Gather all lines in the entries that include the word "Manual".

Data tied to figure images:
-- start --
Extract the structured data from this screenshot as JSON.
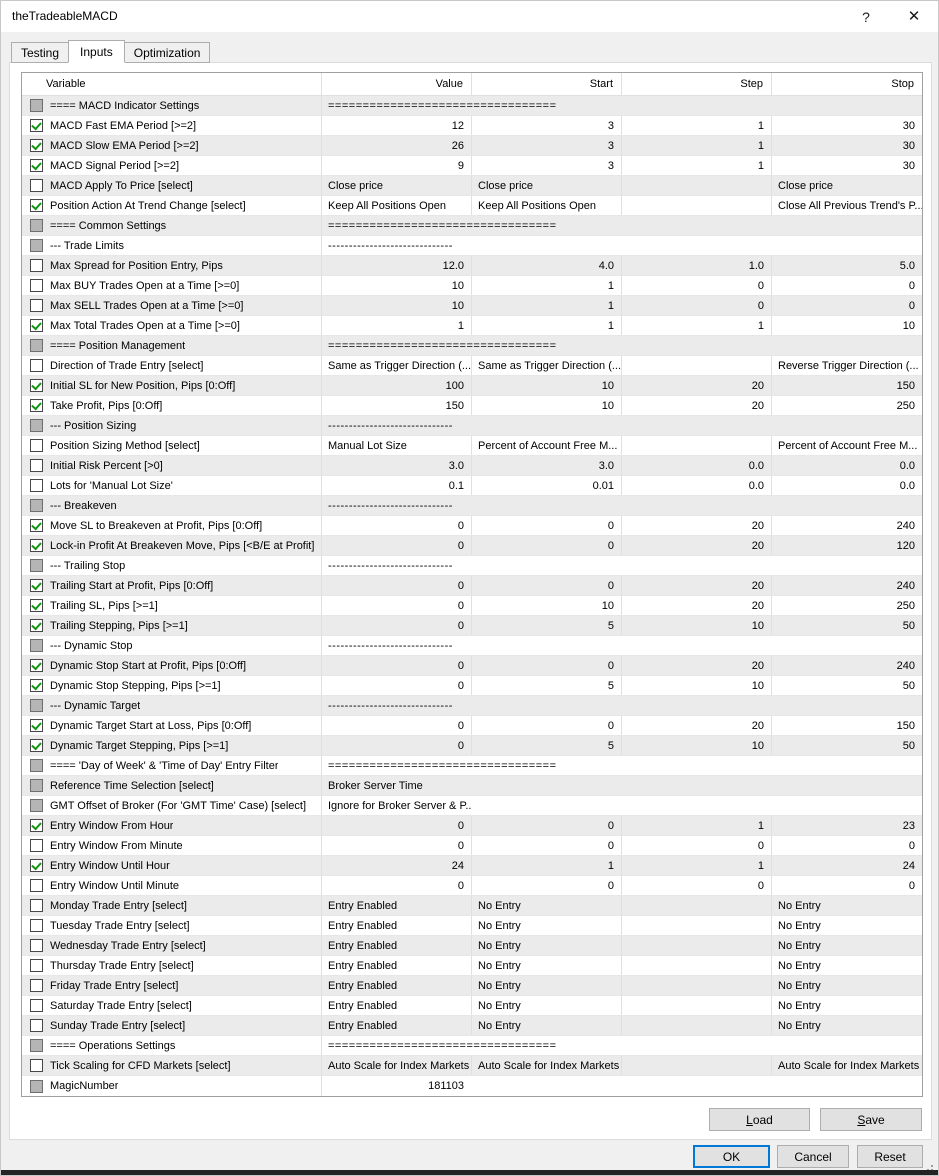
{
  "window": {
    "title": "theTradeableMACD",
    "help_label": "?",
    "close_label": "✕"
  },
  "tabs": [
    {
      "label": "Testing",
      "active": false
    },
    {
      "label": "Inputs",
      "active": true
    },
    {
      "label": "Optimization",
      "active": false
    }
  ],
  "table": {
    "headers": [
      "Variable",
      "Value",
      "Start",
      "Step",
      "Stop"
    ],
    "rows": [
      {
        "check": "disabled",
        "type": "section",
        "label": "==== MACD Indicator Settings",
        "value": "================================="
      },
      {
        "check": "checked",
        "type": "num",
        "label": "MACD Fast EMA Period [>=2]",
        "value": "12",
        "start": "3",
        "step": "1",
        "stop": "30"
      },
      {
        "check": "checked",
        "type": "num",
        "label": "MACD Slow EMA Period [>=2]",
        "value": "26",
        "start": "3",
        "step": "1",
        "stop": "30"
      },
      {
        "check": "checked",
        "type": "num",
        "label": "MACD Signal Period [>=2]",
        "value": "9",
        "start": "3",
        "step": "1",
        "stop": "30"
      },
      {
        "check": "unchecked",
        "type": "select",
        "label": "MACD Apply To Price [select]",
        "value": "Close price",
        "start": "Close price",
        "step": "",
        "stop": "Close price"
      },
      {
        "check": "checked",
        "type": "select",
        "label": "Position Action At Trend Change [select]",
        "value": "Keep All Positions Open",
        "start": "Keep All Positions Open",
        "step": "",
        "stop": "Close All Previous Trend's P..."
      },
      {
        "check": "disabled",
        "type": "section",
        "label": "==== Common Settings",
        "value": "================================="
      },
      {
        "check": "disabled",
        "type": "section",
        "label": "--- Trade Limits",
        "value": "------------------------------"
      },
      {
        "check": "unchecked",
        "type": "num",
        "label": "Max Spread for Position Entry, Pips",
        "value": "12.0",
        "start": "4.0",
        "step": "1.0",
        "stop": "5.0"
      },
      {
        "check": "unchecked",
        "type": "num",
        "label": "Max BUY Trades Open at a Time [>=0]",
        "value": "10",
        "start": "1",
        "step": "0",
        "stop": "0"
      },
      {
        "check": "unchecked",
        "type": "num",
        "label": "Max SELL Trades Open at a Time [>=0]",
        "value": "10",
        "start": "1",
        "step": "0",
        "stop": "0"
      },
      {
        "check": "checked",
        "type": "num",
        "label": "Max Total Trades Open at a Time [>=0]",
        "value": "1",
        "start": "1",
        "step": "1",
        "stop": "10"
      },
      {
        "check": "disabled",
        "type": "section",
        "label": "==== Position Management",
        "value": "================================="
      },
      {
        "check": "unchecked",
        "type": "select",
        "label": "Direction of Trade Entry [select]",
        "value": "Same as Trigger Direction (...",
        "start": "Same as Trigger Direction (...",
        "step": "",
        "stop": "Reverse Trigger Direction (..."
      },
      {
        "check": "checked",
        "type": "num",
        "label": "Initial SL for New Position, Pips [0:Off]",
        "value": "100",
        "start": "10",
        "step": "20",
        "stop": "150"
      },
      {
        "check": "checked",
        "type": "num",
        "label": "Take Profit, Pips [0:Off]",
        "value": "150",
        "start": "10",
        "step": "20",
        "stop": "250"
      },
      {
        "check": "disabled",
        "type": "section",
        "label": "--- Position Sizing",
        "value": "------------------------------"
      },
      {
        "check": "unchecked",
        "type": "select",
        "label": "Position Sizing Method [select]",
        "value": "Manual Lot Size",
        "start": "Percent of Account Free M...",
        "step": "",
        "stop": "Percent of Account Free M..."
      },
      {
        "check": "unchecked",
        "type": "num",
        "label": "Initial Risk Percent [>0]",
        "value": "3.0",
        "start": "3.0",
        "step": "0.0",
        "stop": "0.0"
      },
      {
        "check": "unchecked",
        "type": "num",
        "label": "Lots for 'Manual Lot Size'",
        "value": "0.1",
        "start": "0.01",
        "step": "0.0",
        "stop": "0.0"
      },
      {
        "check": "disabled",
        "type": "section",
        "label": "--- Breakeven",
        "value": "------------------------------"
      },
      {
        "check": "checked",
        "type": "num",
        "label": "Move SL to Breakeven at Profit, Pips [0:Off]",
        "value": "0",
        "start": "0",
        "step": "20",
        "stop": "240"
      },
      {
        "check": "checked",
        "type": "num",
        "label": "Lock-in Profit At Breakeven Move, Pips [<B/E at Profit]",
        "value": "0",
        "start": "0",
        "step": "20",
        "stop": "120"
      },
      {
        "check": "disabled",
        "type": "section",
        "label": "--- Trailing Stop",
        "value": "------------------------------"
      },
      {
        "check": "checked",
        "type": "num",
        "label": "Trailing Start at Profit, Pips [0:Off]",
        "value": "0",
        "start": "0",
        "step": "20",
        "stop": "240"
      },
      {
        "check": "checked",
        "type": "num",
        "label": "Trailing SL, Pips [>=1]",
        "value": "0",
        "start": "10",
        "step": "20",
        "stop": "250"
      },
      {
        "check": "checked",
        "type": "num",
        "label": "Trailing Stepping, Pips [>=1]",
        "value": "0",
        "start": "5",
        "step": "10",
        "stop": "50"
      },
      {
        "check": "disabled",
        "type": "section",
        "label": "--- Dynamic Stop",
        "value": "------------------------------"
      },
      {
        "check": "checked",
        "type": "num",
        "label": "Dynamic Stop Start at Profit, Pips [0:Off]",
        "value": "0",
        "start": "0",
        "step": "20",
        "stop": "240"
      },
      {
        "check": "checked",
        "type": "num",
        "label": "Dynamic Stop Stepping, Pips [>=1]",
        "value": "0",
        "start": "5",
        "step": "10",
        "stop": "50"
      },
      {
        "check": "disabled",
        "type": "section",
        "label": "--- Dynamic Target",
        "value": "------------------------------"
      },
      {
        "check": "checked",
        "type": "num",
        "label": "Dynamic Target Start at Loss, Pips [0:Off]",
        "value": "0",
        "start": "0",
        "step": "20",
        "stop": "150"
      },
      {
        "check": "checked",
        "type": "num",
        "label": "Dynamic Target Stepping, Pips [>=1]",
        "value": "0",
        "start": "5",
        "step": "10",
        "stop": "50"
      },
      {
        "check": "disabled",
        "type": "section",
        "label": "==== 'Day of Week' & 'Time of Day' Entry Filter",
        "value": "================================="
      },
      {
        "check": "disabled",
        "type": "text",
        "label": "Reference Time Selection [select]",
        "value": "Broker Server Time"
      },
      {
        "check": "disabled",
        "type": "text",
        "label": "GMT Offset of Broker (For 'GMT Time' Case) [select]",
        "value": "Ignore for Broker Server & P..."
      },
      {
        "check": "checked",
        "type": "num",
        "label": "Entry Window From Hour",
        "value": "0",
        "start": "0",
        "step": "1",
        "stop": "23"
      },
      {
        "check": "unchecked",
        "type": "num",
        "label": "Entry Window From Minute",
        "value": "0",
        "start": "0",
        "step": "0",
        "stop": "0"
      },
      {
        "check": "checked",
        "type": "num",
        "label": "Entry Window Until Hour",
        "value": "24",
        "start": "1",
        "step": "1",
        "stop": "24"
      },
      {
        "check": "unchecked",
        "type": "num",
        "label": "Entry Window Until Minute",
        "value": "0",
        "start": "0",
        "step": "0",
        "stop": "0"
      },
      {
        "check": "unchecked",
        "type": "select",
        "label": "Monday Trade Entry [select]",
        "value": "Entry Enabled",
        "start": "No Entry",
        "step": "",
        "stop": "No Entry"
      },
      {
        "check": "unchecked",
        "type": "select",
        "label": "Tuesday Trade Entry [select]",
        "value": "Entry Enabled",
        "start": "No Entry",
        "step": "",
        "stop": "No Entry"
      },
      {
        "check": "unchecked",
        "type": "select",
        "label": "Wednesday Trade Entry [select]",
        "value": "Entry Enabled",
        "start": "No Entry",
        "step": "",
        "stop": "No Entry"
      },
      {
        "check": "unchecked",
        "type": "select",
        "label": "Thursday Trade Entry [select]",
        "value": "Entry Enabled",
        "start": "No Entry",
        "step": "",
        "stop": "No Entry"
      },
      {
        "check": "unchecked",
        "type": "select",
        "label": "Friday Trade Entry [select]",
        "value": "Entry Enabled",
        "start": "No Entry",
        "step": "",
        "stop": "No Entry"
      },
      {
        "check": "unchecked",
        "type": "select",
        "label": "Saturday Trade Entry [select]",
        "value": "Entry Enabled",
        "start": "No Entry",
        "step": "",
        "stop": "No Entry"
      },
      {
        "check": "unchecked",
        "type": "select",
        "label": "Sunday Trade Entry [select]",
        "value": "Entry Enabled",
        "start": "No Entry",
        "step": "",
        "stop": "No Entry"
      },
      {
        "check": "disabled",
        "type": "section",
        "label": "==== Operations Settings",
        "value": "================================="
      },
      {
        "check": "unchecked",
        "type": "select",
        "label": "Tick Scaling for CFD Markets [select]",
        "value": "Auto Scale for Index Markets",
        "start": "Auto Scale for Index Markets",
        "step": "",
        "stop": "Auto Scale for Index Markets"
      },
      {
        "check": "disabled",
        "type": "numonly",
        "label": "MagicNumber",
        "value": "181103"
      }
    ]
  },
  "buttons": {
    "load": {
      "mnemonic": "L",
      "rest": "oad"
    },
    "save": {
      "mnemonic": "S",
      "rest": "ave"
    },
    "ok": "OK",
    "cancel": "Cancel",
    "reset": "Reset"
  },
  "colors": {
    "accent": "#0078d7",
    "check_green": "#149114",
    "row_alt": "#ebebeb",
    "grid_line": "#e0e0e0"
  }
}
-- end --
**EXERCISE RESPONSE:**
        "value": "Manual Lot Size",
        "label": "Lots for 'Manual Lot Size'",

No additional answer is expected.